##### EXERCISE INPUTS

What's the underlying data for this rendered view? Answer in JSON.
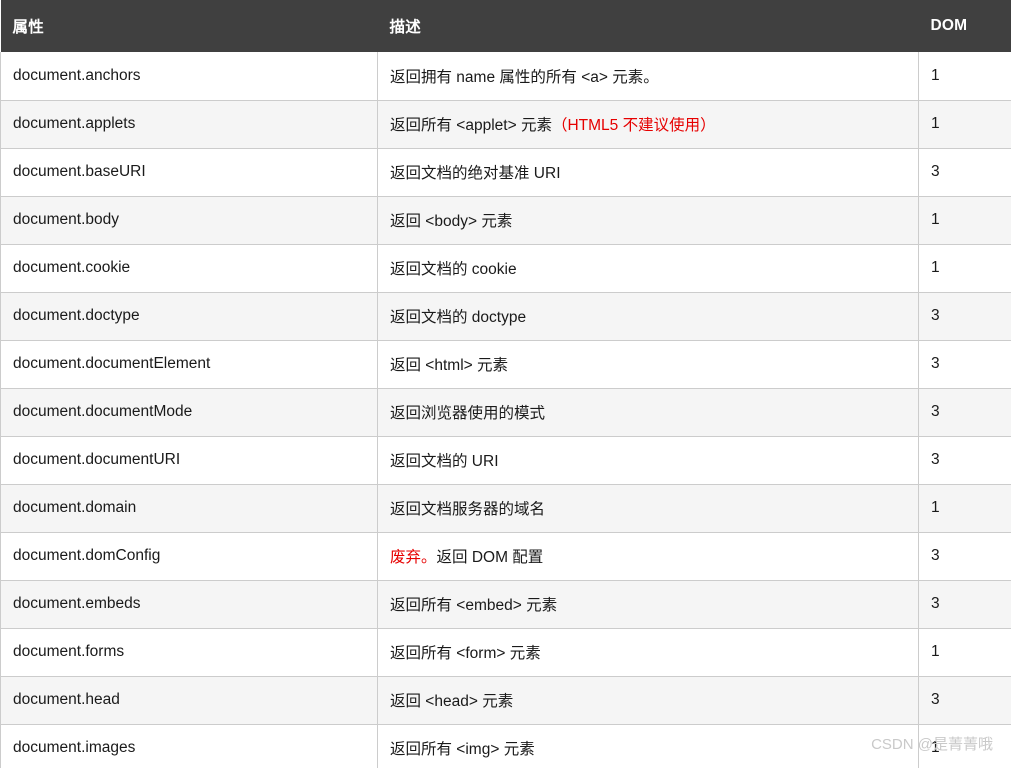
{
  "table": {
    "columns": [
      {
        "key": "attribute",
        "label": "属性"
      },
      {
        "key": "description",
        "label": "描述"
      },
      {
        "key": "dom",
        "label": "DOM"
      }
    ],
    "header_bg": "#404040",
    "header_fg": "#ffffff",
    "stripe_bg": "#f5f5f5",
    "border_color": "#cccccc",
    "warn_color": "#e60000",
    "rows": [
      {
        "attribute": "document.anchors",
        "description_parts": [
          {
            "text": "返回拥有 name 属性的所有 <a> 元素。",
            "style": "normal"
          }
        ],
        "dom": "1"
      },
      {
        "attribute": "document.applets",
        "description_parts": [
          {
            "text": "返回所有 <applet> 元素",
            "style": "normal"
          },
          {
            "text": "（HTML5 不建议使用）",
            "style": "warn"
          }
        ],
        "dom": "1"
      },
      {
        "attribute": "document.baseURI",
        "description_parts": [
          {
            "text": "返回文档的绝对基准 URI",
            "style": "normal"
          }
        ],
        "dom": "3"
      },
      {
        "attribute": "document.body",
        "description_parts": [
          {
            "text": "返回 <body> 元素",
            "style": "normal"
          }
        ],
        "dom": "1"
      },
      {
        "attribute": "document.cookie",
        "description_parts": [
          {
            "text": "返回文档的 cookie",
            "style": "normal"
          }
        ],
        "dom": "1"
      },
      {
        "attribute": "document.doctype",
        "description_parts": [
          {
            "text": "返回文档的 doctype",
            "style": "normal"
          }
        ],
        "dom": "3"
      },
      {
        "attribute": "document.documentElement",
        "description_parts": [
          {
            "text": "返回 <html> 元素",
            "style": "normal"
          }
        ],
        "dom": "3"
      },
      {
        "attribute": "document.documentMode",
        "description_parts": [
          {
            "text": "返回浏览器使用的模式",
            "style": "normal"
          }
        ],
        "dom": "3"
      },
      {
        "attribute": "document.documentURI",
        "description_parts": [
          {
            "text": "返回文档的 URI",
            "style": "normal"
          }
        ],
        "dom": "3"
      },
      {
        "attribute": "document.domain",
        "description_parts": [
          {
            "text": "返回文档服务器的域名",
            "style": "normal"
          }
        ],
        "dom": "1"
      },
      {
        "attribute": "document.domConfig",
        "description_parts": [
          {
            "text": "废弃。",
            "style": "warn"
          },
          {
            "text": "返回 DOM 配置",
            "style": "normal"
          }
        ],
        "dom": "3"
      },
      {
        "attribute": "document.embeds",
        "description_parts": [
          {
            "text": "返回所有 <embed> 元素",
            "style": "normal"
          }
        ],
        "dom": "3"
      },
      {
        "attribute": "document.forms",
        "description_parts": [
          {
            "text": "返回所有 <form> 元素",
            "style": "normal"
          }
        ],
        "dom": "1"
      },
      {
        "attribute": "document.head",
        "description_parts": [
          {
            "text": "返回 <head> 元素",
            "style": "normal"
          }
        ],
        "dom": "3"
      },
      {
        "attribute": "document.images",
        "description_parts": [
          {
            "text": "返回所有 <img> 元素",
            "style": "normal"
          }
        ],
        "dom": "1"
      }
    ]
  },
  "watermark": {
    "text": "CSDN @是菁菁哦"
  }
}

##########

• **REQUIREMENT**:
Reproduce the data above in full, exactly as it is, with the pictures left out.

• **OUTPUT FOR THIS EXERCISE**:
What's the underlying data for this rendered view? Answer in JSON.
{
  "table": {
    "columns": [
      {
        "key": "attribute",
        "label": "属性"
      },
      {
        "key": "description",
        "label": "描述"
      },
      {
        "key": "dom",
        "label": "DOM"
      }
    ],
    "header_bg": "#404040",
    "header_fg": "#ffffff",
    "stripe_bg": "#f5f5f5",
    "border_color": "#cccccc",
    "warn_color": "#e60000",
    "rows": [
      {
        "attribute": "document.anchors",
        "description_parts": [
          {
            "text": "返回拥有 name 属性的所有 <a> 元素。",
            "style": "normal"
          }
        ],
        "dom": "1"
      },
      {
        "attribute": "document.applets",
        "description_parts": [
          {
            "text": "返回所有 <applet> 元素",
            "style": "normal"
          },
          {
            "text": "（HTML5 不建议使用）",
            "style": "warn"
          }
        ],
        "dom": "1"
      },
      {
        "attribute": "document.baseURI",
        "description_parts": [
          {
            "text": "返回文档的绝对基准 URI",
            "style": "normal"
          }
        ],
        "dom": "3"
      },
      {
        "attribute": "document.body",
        "description_parts": [
          {
            "text": "返回 <body> 元素",
            "style": "normal"
          }
        ],
        "dom": "1"
      },
      {
        "attribute": "document.cookie",
        "description_parts": [
          {
            "text": "返回文档的 cookie",
            "style": "normal"
          }
        ],
        "dom": "1"
      },
      {
        "attribute": "document.doctype",
        "description_parts": [
          {
            "text": "返回文档的 doctype",
            "style": "normal"
          }
        ],
        "dom": "3"
      },
      {
        "attribute": "document.documentElement",
        "description_parts": [
          {
            "text": "返回 <html> 元素",
            "style": "normal"
          }
        ],
        "dom": "3"
      },
      {
        "attribute": "document.documentMode",
        "description_parts": [
          {
            "text": "返回浏览器使用的模式",
            "style": "normal"
          }
        ],
        "dom": "3"
      },
      {
        "attribute": "document.documentURI",
        "description_parts": [
          {
            "text": "返回文档的 URI",
            "style": "normal"
          }
        ],
        "dom": "3"
      },
      {
        "attribute": "document.domain",
        "description_parts": [
          {
            "text": "返回文档服务器的域名",
            "style": "normal"
          }
        ],
        "dom": "1"
      },
      {
        "attribute": "document.domConfig",
        "description_parts": [
          {
            "text": "废弃。",
            "style": "warn"
          },
          {
            "text": "返回 DOM 配置",
            "style": "normal"
          }
        ],
        "dom": "3"
      },
      {
        "attribute": "document.embeds",
        "description_parts": [
          {
            "text": "返回所有 <embed> 元素",
            "style": "normal"
          }
        ],
        "dom": "3"
      },
      {
        "attribute": "document.forms",
        "description_parts": [
          {
            "text": "返回所有 <form> 元素",
            "style": "normal"
          }
        ],
        "dom": "1"
      },
      {
        "attribute": "document.head",
        "description_parts": [
          {
            "text": "返回 <head> 元素",
            "style": "normal"
          }
        ],
        "dom": "3"
      },
      {
        "attribute": "document.images",
        "description_parts": [
          {
            "text": "返回所有 <img> 元素",
            "style": "normal"
          }
        ],
        "dom": "1"
      }
    ]
  },
  "watermark": {
    "text": "CSDN @是菁菁哦"
  }
}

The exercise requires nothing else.